Extracted records:
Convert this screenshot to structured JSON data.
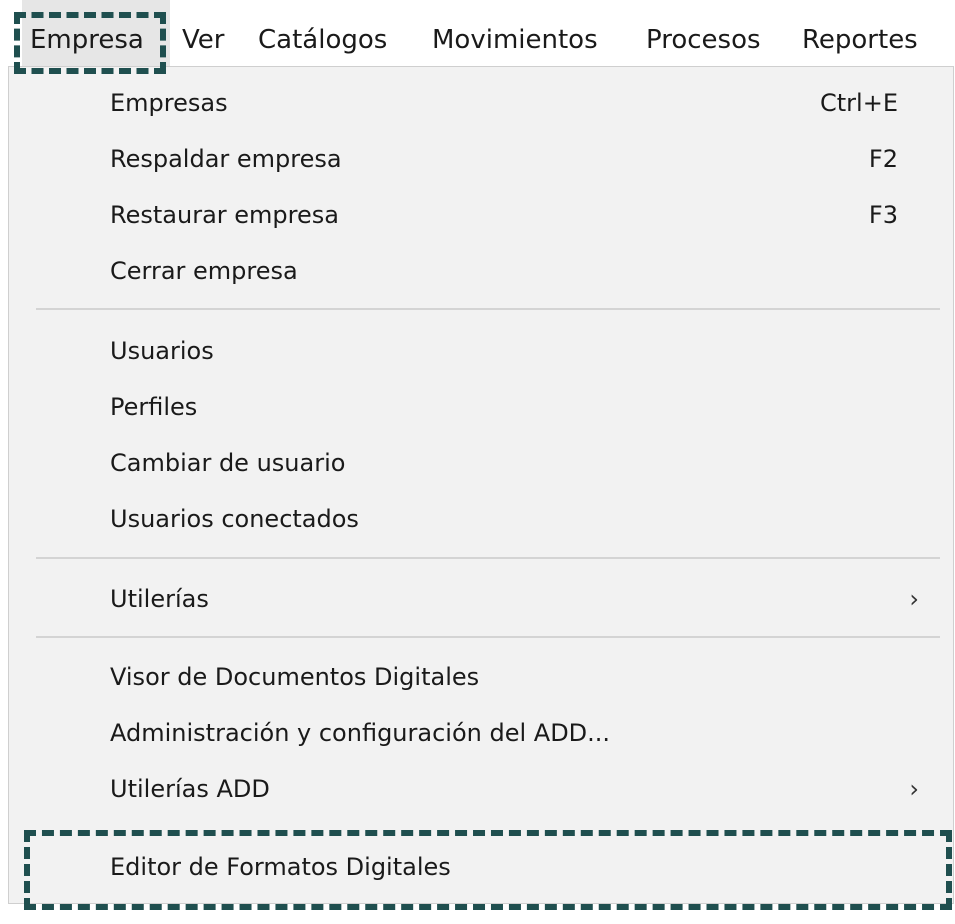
{
  "menubar": {
    "items": [
      {
        "label": "Empresa",
        "active": true
      },
      {
        "label": "Ver"
      },
      {
        "label": "Catálogos"
      },
      {
        "label": "Movimientos"
      },
      {
        "label": "Procesos"
      },
      {
        "label": "Reportes"
      }
    ]
  },
  "dropdown": {
    "groups": [
      [
        {
          "label": "Empresas",
          "shortcut": "Ctrl+E"
        },
        {
          "label": "Respaldar empresa",
          "shortcut": "F2"
        },
        {
          "label": "Restaurar empresa",
          "shortcut": "F3"
        },
        {
          "label": "Cerrar empresa"
        }
      ],
      [
        {
          "label": "Usuarios"
        },
        {
          "label": "Perfiles"
        },
        {
          "label": "Cambiar de usuario"
        },
        {
          "label": "Usuarios conectados"
        }
      ],
      [
        {
          "label": "Utilerías",
          "submenu_icon": "›"
        }
      ],
      [
        {
          "label": "Visor de Documentos Digitales"
        },
        {
          "label": "Administración y configuración del ADD..."
        },
        {
          "label": "Utilerías ADD",
          "submenu_icon": "›"
        },
        {
          "label": "Editor de Formatos Digitales",
          "highlighted": true
        }
      ]
    ]
  },
  "colors": {
    "callout": "#1f4f4f",
    "menu_background": "#f2f2f2",
    "active_menubar_background": "#e6e6e6",
    "separator": "#d4d4d4"
  }
}
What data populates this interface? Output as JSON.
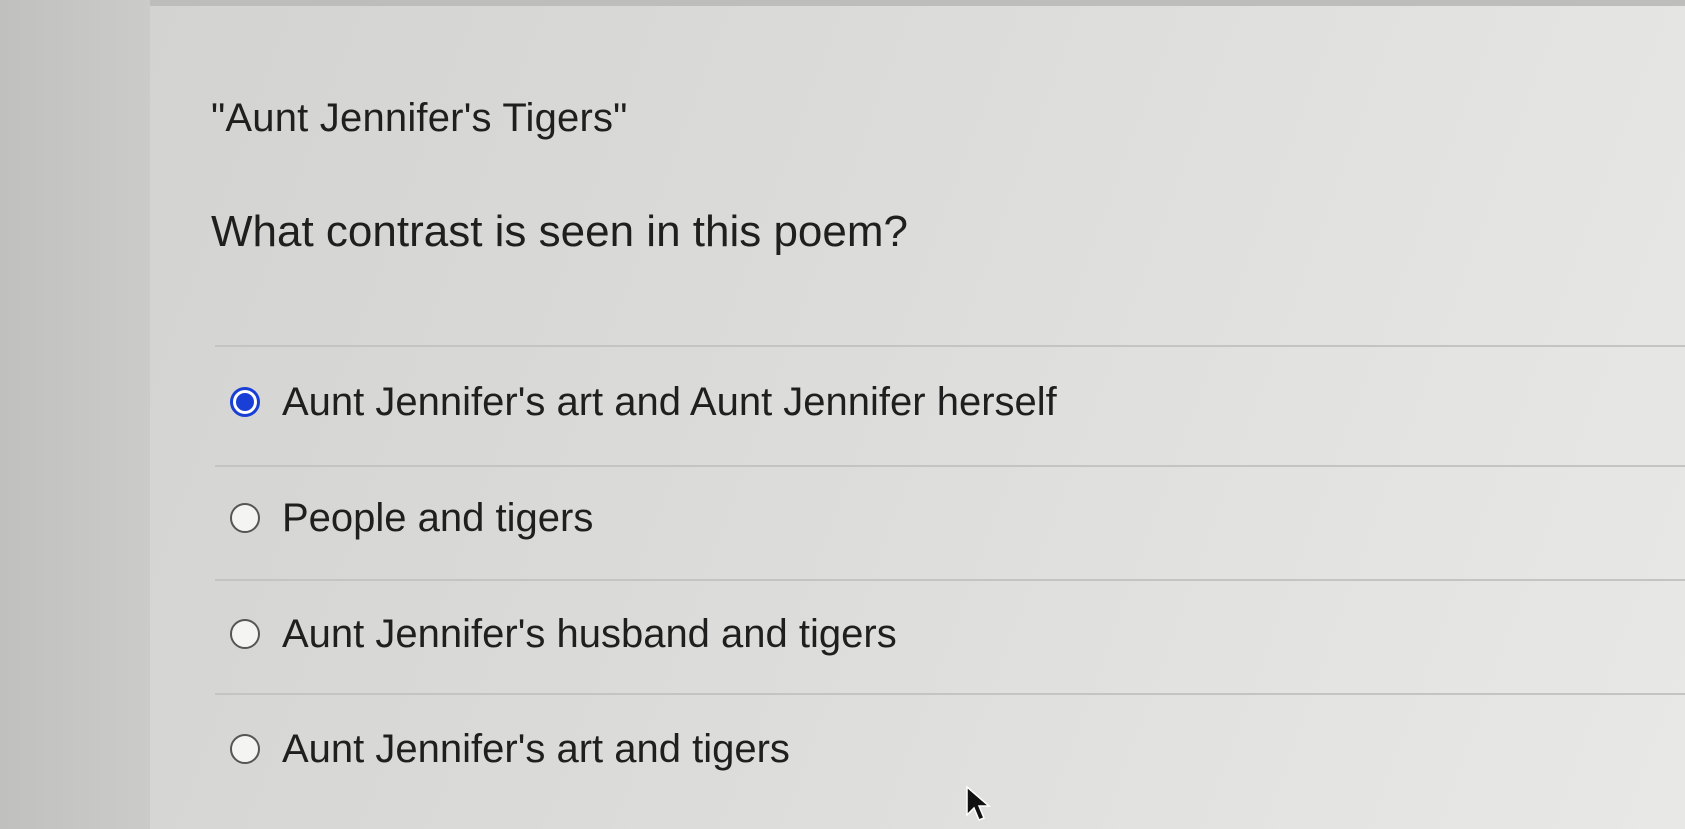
{
  "quiz": {
    "title": "\"Aunt Jennifer's Tigers\"",
    "question": "What contrast is seen in this poem?",
    "options": [
      {
        "label": "Aunt Jennifer's art and Aunt Jennifer herself",
        "selected": true
      },
      {
        "label": "People and tigers",
        "selected": false
      },
      {
        "label": "Aunt Jennifer's husband and tigers",
        "selected": false
      },
      {
        "label": "Aunt Jennifer's art and tigers",
        "selected": false
      }
    ],
    "selected_index": 0
  },
  "colors": {
    "accent": "#1a3fd6",
    "text": "#1f1f1f",
    "divider": "#c4c4c2"
  },
  "icons": {
    "selected_radio": "radio-selected-icon",
    "unselected_radio": "radio-unselected-icon",
    "cursor": "mouse-pointer-icon"
  }
}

Exercise requirements =>
Leave out every picture, and write out exactly the lines from the one bearing "What data populates" through the final line.

Complete answer =>
What data populates this interface? Output as JSON.
{
  "quiz": {
    "title": "\"Aunt Jennifer's Tigers\"",
    "question": "What contrast is seen in this poem?",
    "options": [
      {
        "label": "Aunt Jennifer's art and Aunt Jennifer herself",
        "selected": true
      },
      {
        "label": "People and tigers",
        "selected": false
      },
      {
        "label": "Aunt Jennifer's husband and tigers",
        "selected": false
      },
      {
        "label": "Aunt Jennifer's art and tigers",
        "selected": false
      }
    ],
    "selected_index": 0
  },
  "colors": {
    "accent": "#1a3fd6",
    "text": "#1f1f1f",
    "divider": "#c4c4c2"
  },
  "icons": {
    "selected_radio": "radio-selected-icon",
    "unselected_radio": "radio-unselected-icon",
    "cursor": "mouse-pointer-icon"
  }
}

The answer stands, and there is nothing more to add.